[Entries from a layout dataset]
* * *

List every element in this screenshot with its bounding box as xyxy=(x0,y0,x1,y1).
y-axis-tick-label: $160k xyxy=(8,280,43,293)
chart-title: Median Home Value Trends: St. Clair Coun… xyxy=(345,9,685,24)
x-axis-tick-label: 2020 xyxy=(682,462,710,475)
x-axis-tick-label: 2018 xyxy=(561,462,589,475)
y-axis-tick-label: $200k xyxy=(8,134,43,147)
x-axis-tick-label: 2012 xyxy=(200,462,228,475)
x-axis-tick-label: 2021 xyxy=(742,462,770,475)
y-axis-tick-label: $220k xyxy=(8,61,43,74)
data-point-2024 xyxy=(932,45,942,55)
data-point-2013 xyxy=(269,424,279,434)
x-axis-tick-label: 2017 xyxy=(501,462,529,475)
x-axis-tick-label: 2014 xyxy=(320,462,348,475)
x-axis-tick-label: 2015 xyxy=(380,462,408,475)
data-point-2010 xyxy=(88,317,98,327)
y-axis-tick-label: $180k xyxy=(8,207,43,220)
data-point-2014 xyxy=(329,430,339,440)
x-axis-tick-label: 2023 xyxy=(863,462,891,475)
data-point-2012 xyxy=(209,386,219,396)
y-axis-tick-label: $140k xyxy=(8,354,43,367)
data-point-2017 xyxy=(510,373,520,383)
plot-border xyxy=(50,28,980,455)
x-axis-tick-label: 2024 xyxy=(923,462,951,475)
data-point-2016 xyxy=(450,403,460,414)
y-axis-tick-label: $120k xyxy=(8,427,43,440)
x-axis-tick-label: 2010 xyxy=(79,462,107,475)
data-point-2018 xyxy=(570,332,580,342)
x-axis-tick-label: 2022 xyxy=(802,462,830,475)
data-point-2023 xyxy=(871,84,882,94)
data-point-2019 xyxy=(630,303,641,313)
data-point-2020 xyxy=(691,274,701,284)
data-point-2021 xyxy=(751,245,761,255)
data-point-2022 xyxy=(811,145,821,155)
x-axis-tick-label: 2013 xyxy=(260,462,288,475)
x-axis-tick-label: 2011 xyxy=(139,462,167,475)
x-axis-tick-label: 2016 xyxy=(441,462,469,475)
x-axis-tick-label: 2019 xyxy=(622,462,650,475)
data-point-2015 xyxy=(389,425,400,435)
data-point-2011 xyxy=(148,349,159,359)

* * *

Given instruction:
Report each line in the rows above that contains the word "List". Case counts.

Response below:
List every element in this screenshot with its bounding box as xyxy=(x0,y0,x1,y1).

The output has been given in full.